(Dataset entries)
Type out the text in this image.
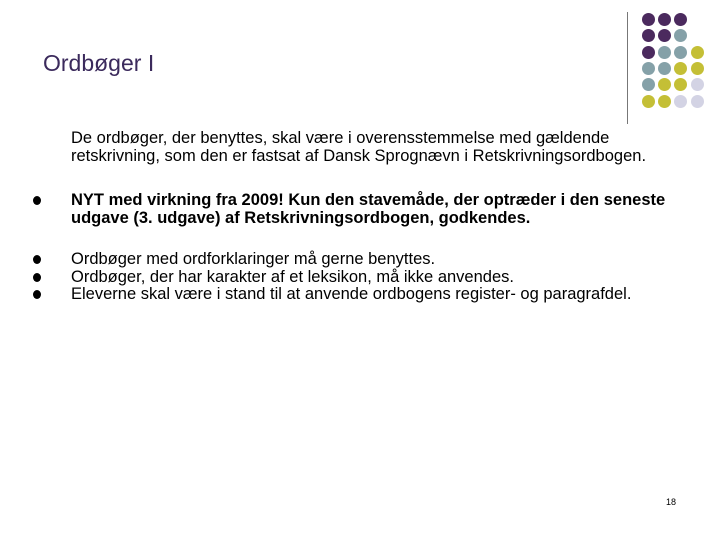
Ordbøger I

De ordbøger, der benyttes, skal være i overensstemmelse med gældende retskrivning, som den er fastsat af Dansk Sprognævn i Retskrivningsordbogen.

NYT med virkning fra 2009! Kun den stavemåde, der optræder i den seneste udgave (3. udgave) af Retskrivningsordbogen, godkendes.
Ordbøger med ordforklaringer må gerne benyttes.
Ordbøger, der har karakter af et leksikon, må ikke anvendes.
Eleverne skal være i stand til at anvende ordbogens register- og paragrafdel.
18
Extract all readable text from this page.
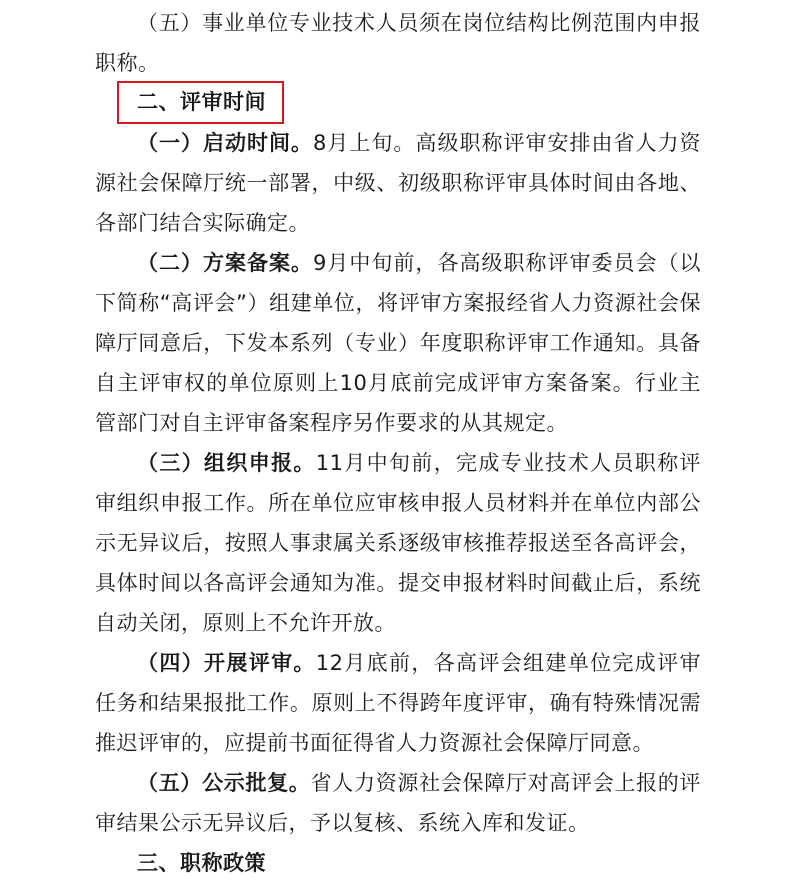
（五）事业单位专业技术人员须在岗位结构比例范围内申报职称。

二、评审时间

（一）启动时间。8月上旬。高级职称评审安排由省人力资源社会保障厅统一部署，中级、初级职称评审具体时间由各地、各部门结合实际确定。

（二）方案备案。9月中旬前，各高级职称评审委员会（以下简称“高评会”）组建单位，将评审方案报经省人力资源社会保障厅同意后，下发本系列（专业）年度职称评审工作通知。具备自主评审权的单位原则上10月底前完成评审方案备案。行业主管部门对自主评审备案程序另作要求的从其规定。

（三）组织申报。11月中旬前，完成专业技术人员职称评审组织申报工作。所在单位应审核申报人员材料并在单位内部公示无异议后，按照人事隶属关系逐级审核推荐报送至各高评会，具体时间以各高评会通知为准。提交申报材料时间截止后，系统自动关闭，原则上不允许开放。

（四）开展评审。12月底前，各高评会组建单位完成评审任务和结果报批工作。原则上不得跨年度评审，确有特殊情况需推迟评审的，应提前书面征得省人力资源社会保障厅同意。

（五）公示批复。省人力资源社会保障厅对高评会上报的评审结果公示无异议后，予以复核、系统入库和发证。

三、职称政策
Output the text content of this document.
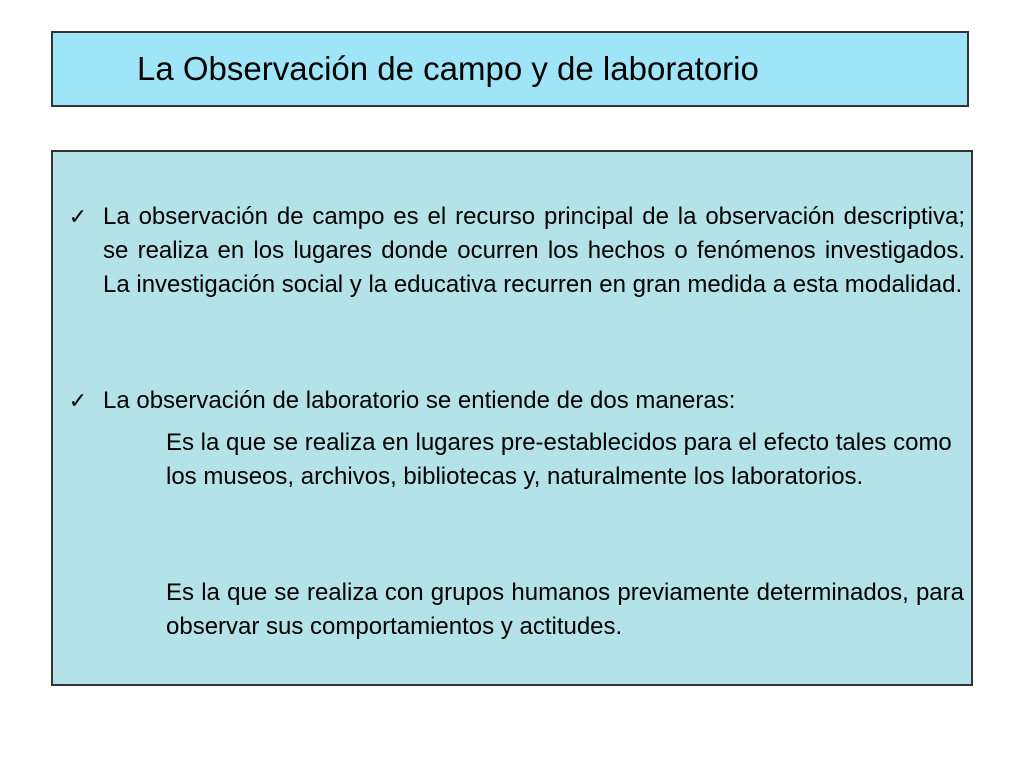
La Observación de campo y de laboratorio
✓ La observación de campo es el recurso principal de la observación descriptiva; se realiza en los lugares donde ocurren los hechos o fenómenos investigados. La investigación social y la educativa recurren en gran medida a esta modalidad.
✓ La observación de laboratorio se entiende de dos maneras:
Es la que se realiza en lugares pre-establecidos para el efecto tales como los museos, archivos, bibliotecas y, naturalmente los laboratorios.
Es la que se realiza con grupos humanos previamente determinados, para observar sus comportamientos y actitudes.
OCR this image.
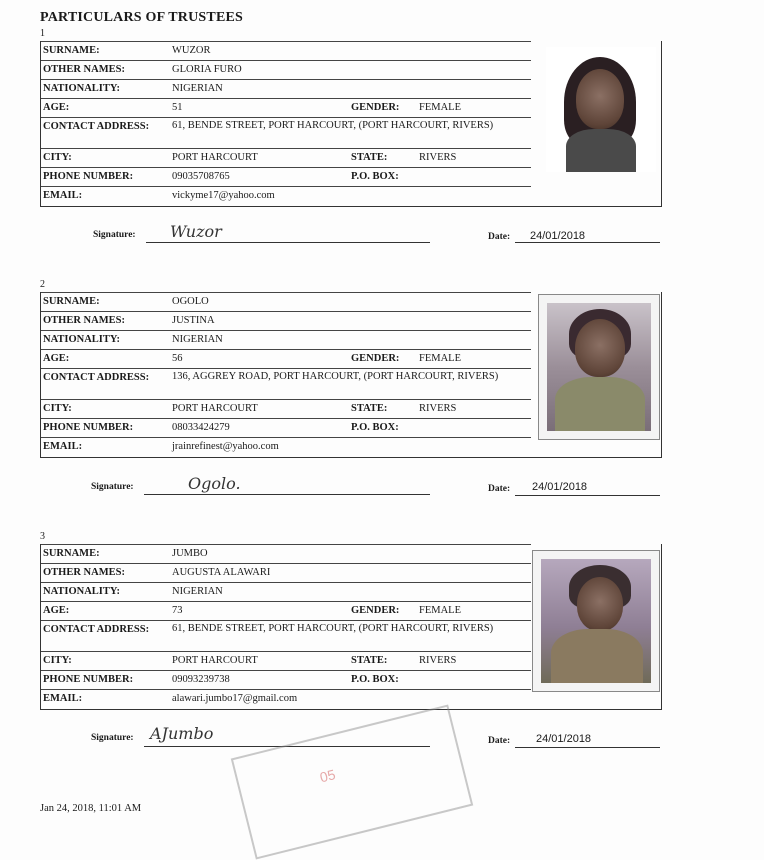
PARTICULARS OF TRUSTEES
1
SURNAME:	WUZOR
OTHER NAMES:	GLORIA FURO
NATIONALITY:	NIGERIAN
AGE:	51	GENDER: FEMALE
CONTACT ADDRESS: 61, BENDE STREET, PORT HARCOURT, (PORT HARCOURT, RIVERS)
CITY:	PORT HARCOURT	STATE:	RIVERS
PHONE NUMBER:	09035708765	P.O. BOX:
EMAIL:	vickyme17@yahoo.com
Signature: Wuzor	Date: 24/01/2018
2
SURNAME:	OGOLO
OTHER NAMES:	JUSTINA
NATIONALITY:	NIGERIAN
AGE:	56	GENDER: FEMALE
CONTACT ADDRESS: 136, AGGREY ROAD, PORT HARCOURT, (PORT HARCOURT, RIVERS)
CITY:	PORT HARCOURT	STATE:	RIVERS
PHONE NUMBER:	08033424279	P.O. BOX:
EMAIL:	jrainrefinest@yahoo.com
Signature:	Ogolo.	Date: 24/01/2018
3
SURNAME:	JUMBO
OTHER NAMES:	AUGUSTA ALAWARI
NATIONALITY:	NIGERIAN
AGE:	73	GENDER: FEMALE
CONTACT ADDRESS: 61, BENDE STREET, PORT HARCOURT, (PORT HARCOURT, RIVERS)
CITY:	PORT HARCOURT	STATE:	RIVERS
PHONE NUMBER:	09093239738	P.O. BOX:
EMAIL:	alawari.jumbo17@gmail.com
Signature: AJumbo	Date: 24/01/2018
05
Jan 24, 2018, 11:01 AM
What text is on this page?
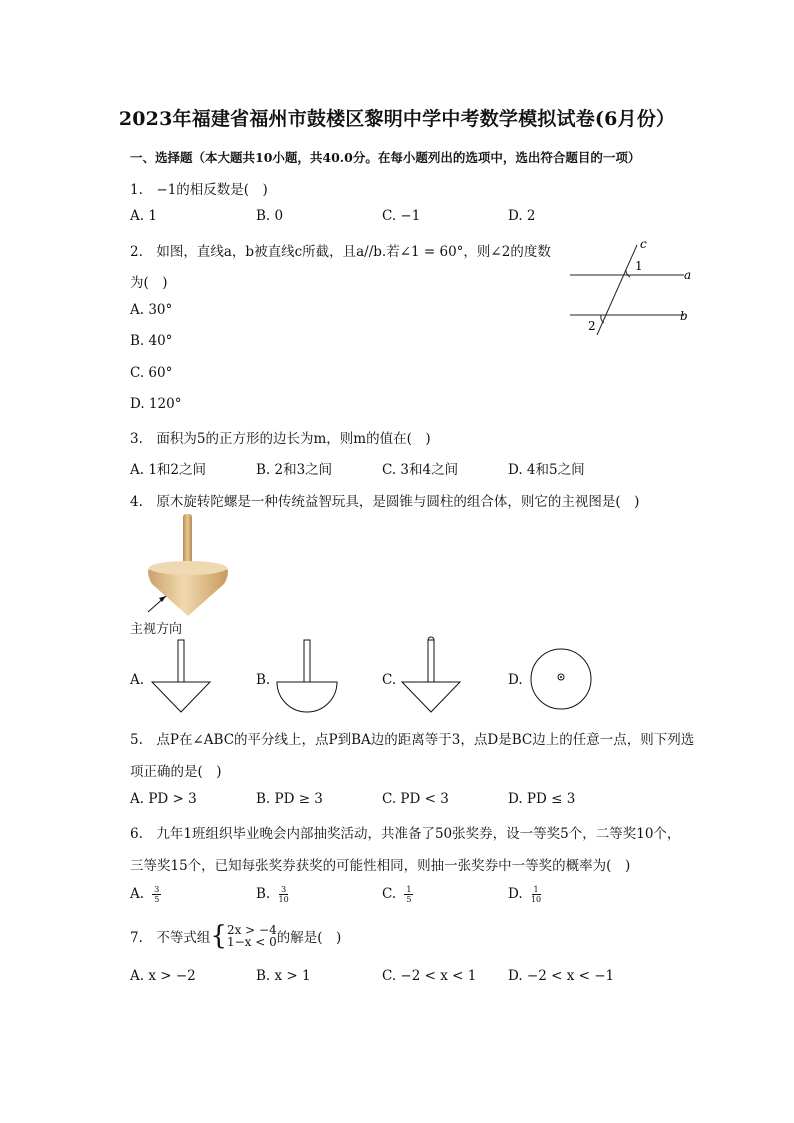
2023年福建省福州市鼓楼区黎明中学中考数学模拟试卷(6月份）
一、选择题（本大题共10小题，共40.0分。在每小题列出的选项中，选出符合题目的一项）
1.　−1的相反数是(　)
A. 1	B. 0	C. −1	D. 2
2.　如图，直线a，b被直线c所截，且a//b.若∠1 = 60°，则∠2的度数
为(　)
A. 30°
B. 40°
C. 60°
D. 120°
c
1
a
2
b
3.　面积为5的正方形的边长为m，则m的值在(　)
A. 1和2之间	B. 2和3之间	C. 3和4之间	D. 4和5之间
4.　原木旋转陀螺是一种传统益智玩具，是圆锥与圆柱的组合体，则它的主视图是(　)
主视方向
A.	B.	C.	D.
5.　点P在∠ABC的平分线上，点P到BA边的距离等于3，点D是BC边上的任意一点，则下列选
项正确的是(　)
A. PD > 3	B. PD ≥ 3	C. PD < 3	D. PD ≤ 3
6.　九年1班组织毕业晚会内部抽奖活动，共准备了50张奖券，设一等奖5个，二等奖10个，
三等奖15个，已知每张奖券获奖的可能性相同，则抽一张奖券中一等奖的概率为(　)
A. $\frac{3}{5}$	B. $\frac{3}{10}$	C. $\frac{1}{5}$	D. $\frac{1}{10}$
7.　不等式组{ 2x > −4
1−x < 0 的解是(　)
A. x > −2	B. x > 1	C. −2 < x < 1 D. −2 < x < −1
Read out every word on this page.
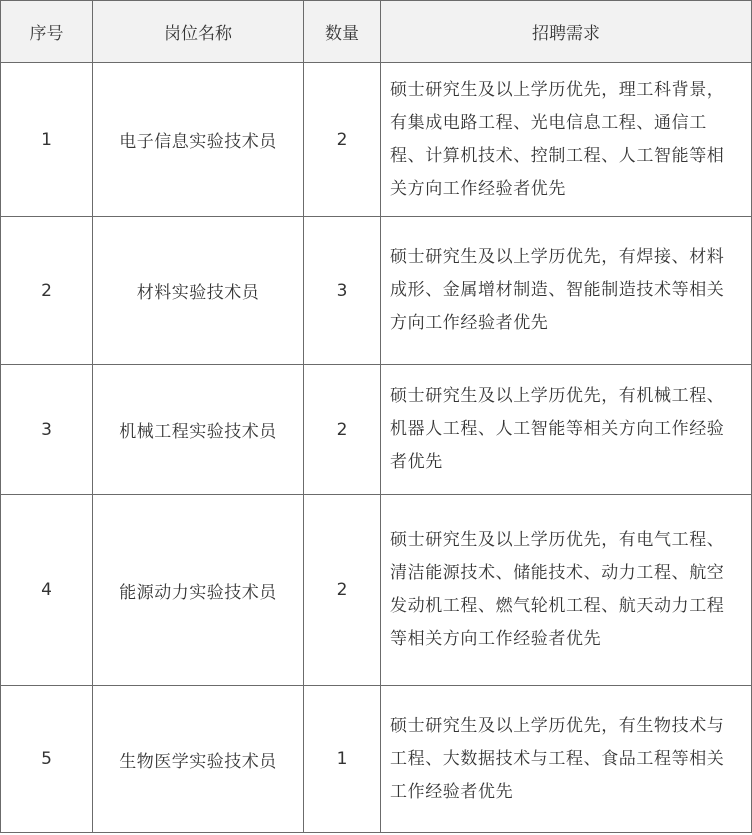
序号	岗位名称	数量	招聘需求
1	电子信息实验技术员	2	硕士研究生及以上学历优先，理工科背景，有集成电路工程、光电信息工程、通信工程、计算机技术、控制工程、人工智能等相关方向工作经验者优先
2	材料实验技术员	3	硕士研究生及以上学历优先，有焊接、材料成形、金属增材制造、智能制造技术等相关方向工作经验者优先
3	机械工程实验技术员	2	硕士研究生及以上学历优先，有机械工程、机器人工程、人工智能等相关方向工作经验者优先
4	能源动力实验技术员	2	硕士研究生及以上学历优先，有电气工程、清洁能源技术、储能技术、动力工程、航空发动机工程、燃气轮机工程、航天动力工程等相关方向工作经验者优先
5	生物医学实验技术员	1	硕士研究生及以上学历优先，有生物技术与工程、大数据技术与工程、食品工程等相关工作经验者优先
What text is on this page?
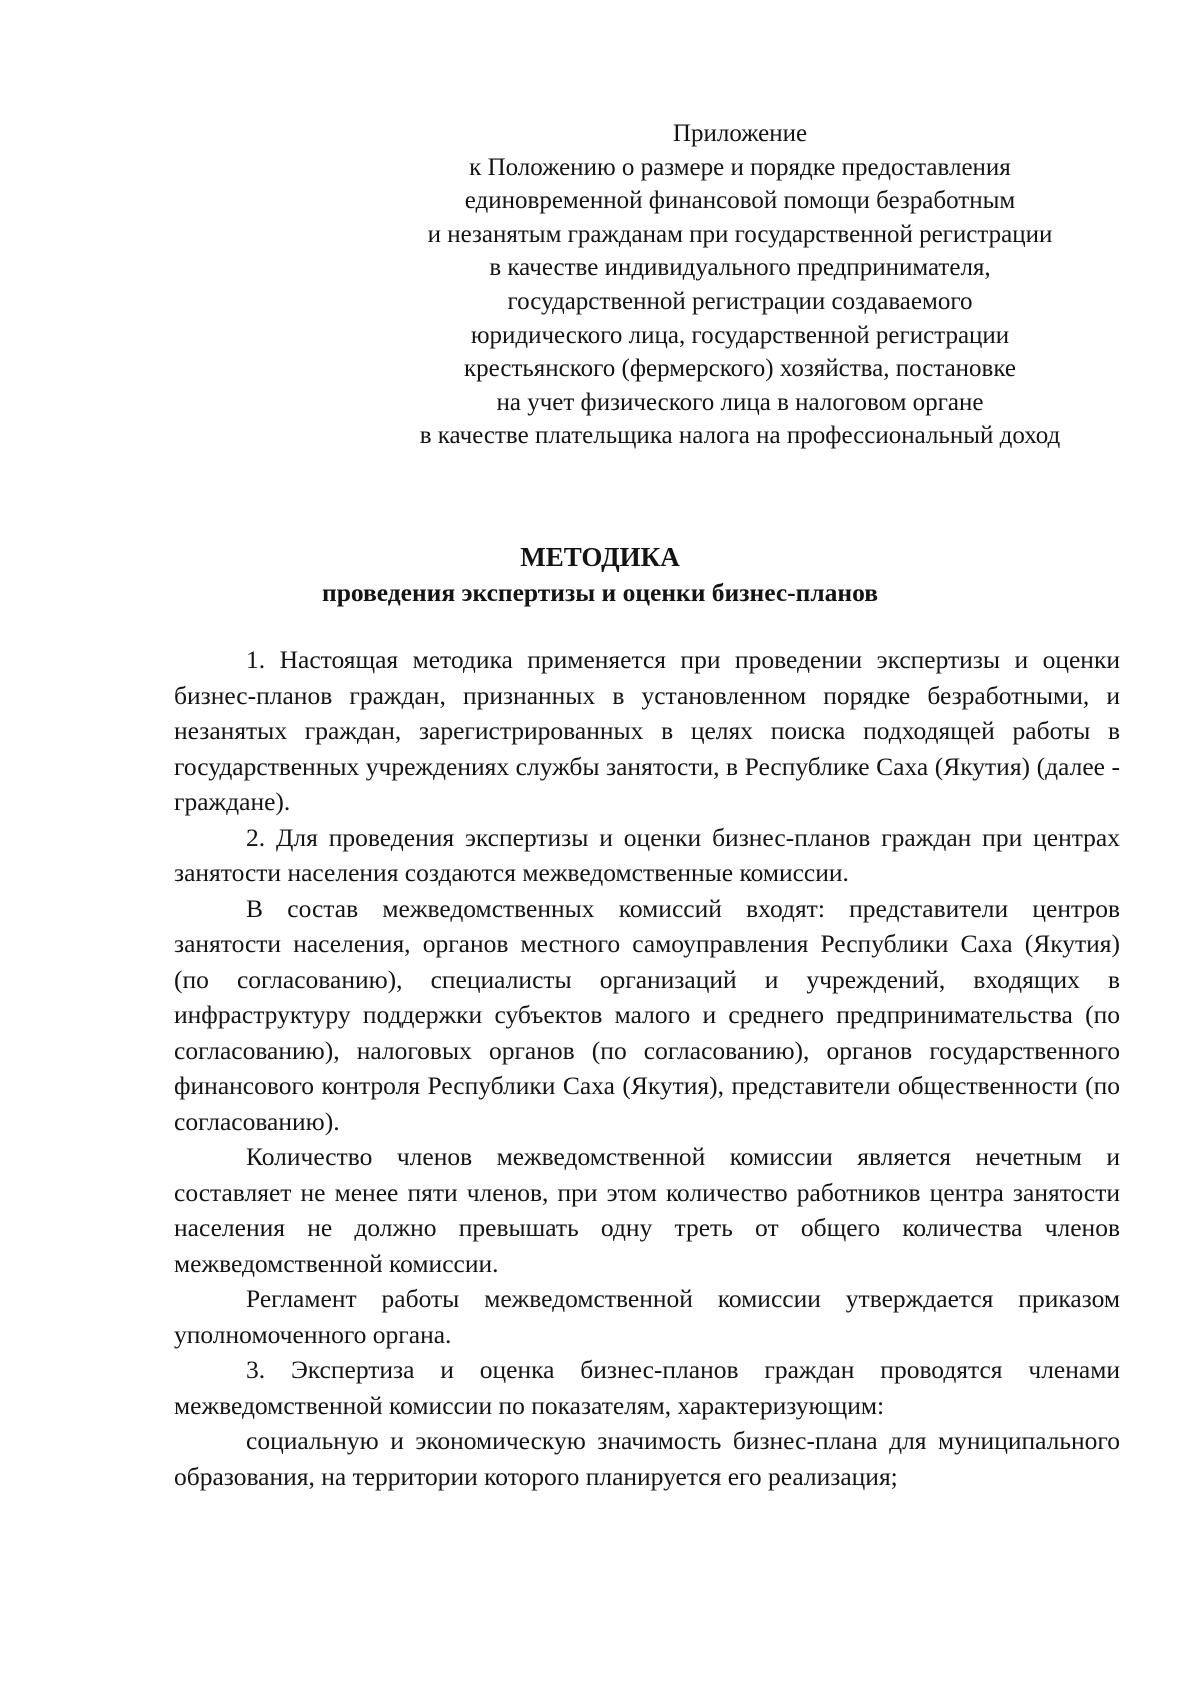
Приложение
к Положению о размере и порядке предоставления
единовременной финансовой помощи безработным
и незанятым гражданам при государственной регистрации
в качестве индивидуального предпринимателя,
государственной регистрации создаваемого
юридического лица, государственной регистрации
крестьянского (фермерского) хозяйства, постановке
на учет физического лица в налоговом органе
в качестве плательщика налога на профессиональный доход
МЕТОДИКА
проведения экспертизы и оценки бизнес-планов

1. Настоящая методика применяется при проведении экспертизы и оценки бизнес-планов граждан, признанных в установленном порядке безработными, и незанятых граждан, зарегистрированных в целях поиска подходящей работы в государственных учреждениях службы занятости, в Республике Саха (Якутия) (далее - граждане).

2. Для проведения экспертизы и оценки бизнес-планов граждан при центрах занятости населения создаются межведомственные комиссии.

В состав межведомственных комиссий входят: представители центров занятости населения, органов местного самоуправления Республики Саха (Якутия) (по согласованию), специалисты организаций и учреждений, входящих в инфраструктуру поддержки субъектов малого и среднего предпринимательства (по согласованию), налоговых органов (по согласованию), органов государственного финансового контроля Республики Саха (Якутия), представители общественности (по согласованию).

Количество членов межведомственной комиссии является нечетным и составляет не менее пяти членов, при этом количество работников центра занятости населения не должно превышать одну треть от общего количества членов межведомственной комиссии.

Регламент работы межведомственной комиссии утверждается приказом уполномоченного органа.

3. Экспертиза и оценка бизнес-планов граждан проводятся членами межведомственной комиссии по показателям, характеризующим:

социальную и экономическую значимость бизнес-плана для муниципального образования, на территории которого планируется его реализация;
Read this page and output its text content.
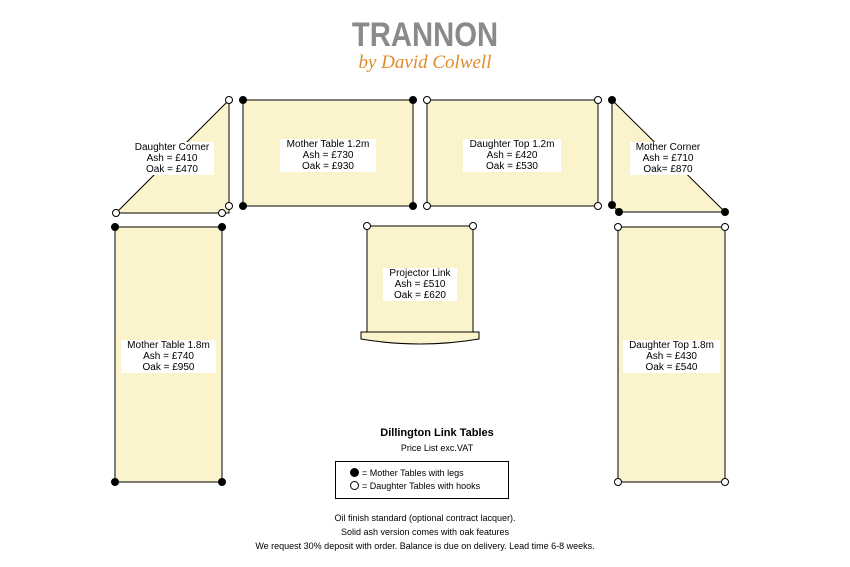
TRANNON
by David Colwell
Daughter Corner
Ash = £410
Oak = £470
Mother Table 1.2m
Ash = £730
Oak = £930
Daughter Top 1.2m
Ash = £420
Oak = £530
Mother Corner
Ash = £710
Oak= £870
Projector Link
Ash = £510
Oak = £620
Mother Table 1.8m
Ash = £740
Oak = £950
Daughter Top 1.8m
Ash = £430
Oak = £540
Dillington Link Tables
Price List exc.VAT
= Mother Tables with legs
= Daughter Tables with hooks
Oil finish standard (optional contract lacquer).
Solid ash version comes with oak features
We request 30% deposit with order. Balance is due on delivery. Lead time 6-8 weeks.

▶ _Task directions_
Find the line containing "Read this page and output its text content." in the listing above. Please restate word for word that line through the last one, leaving out the pictures.

▶ _Written response_
Read this page and output its text content.
TRANNON
by David Colwell
Daughter Corner
Ash = £410
Oak = £470
Mother Table 1.2m
Ash = £730
Oak = £930
Daughter Top 1.2m
Ash = £420
Oak = £530
Mother Corner
Ash = £710
Oak= £870
Projector Link
Ash = £510
Oak = £620
Mother Table 1.8m
Ash = £740
Oak = £950
Daughter Top 1.8m
Ash = £430
Oak = £540
Dillington Link Tables
Price List exc.VAT
= Mother Tables with legs
= Daughter Tables with hooks
Oil finish standard (optional contract lacquer).
Solid ash version comes with oak features
We request 30% deposit with order. Balance is due on delivery. Lead time 6-8 weeks.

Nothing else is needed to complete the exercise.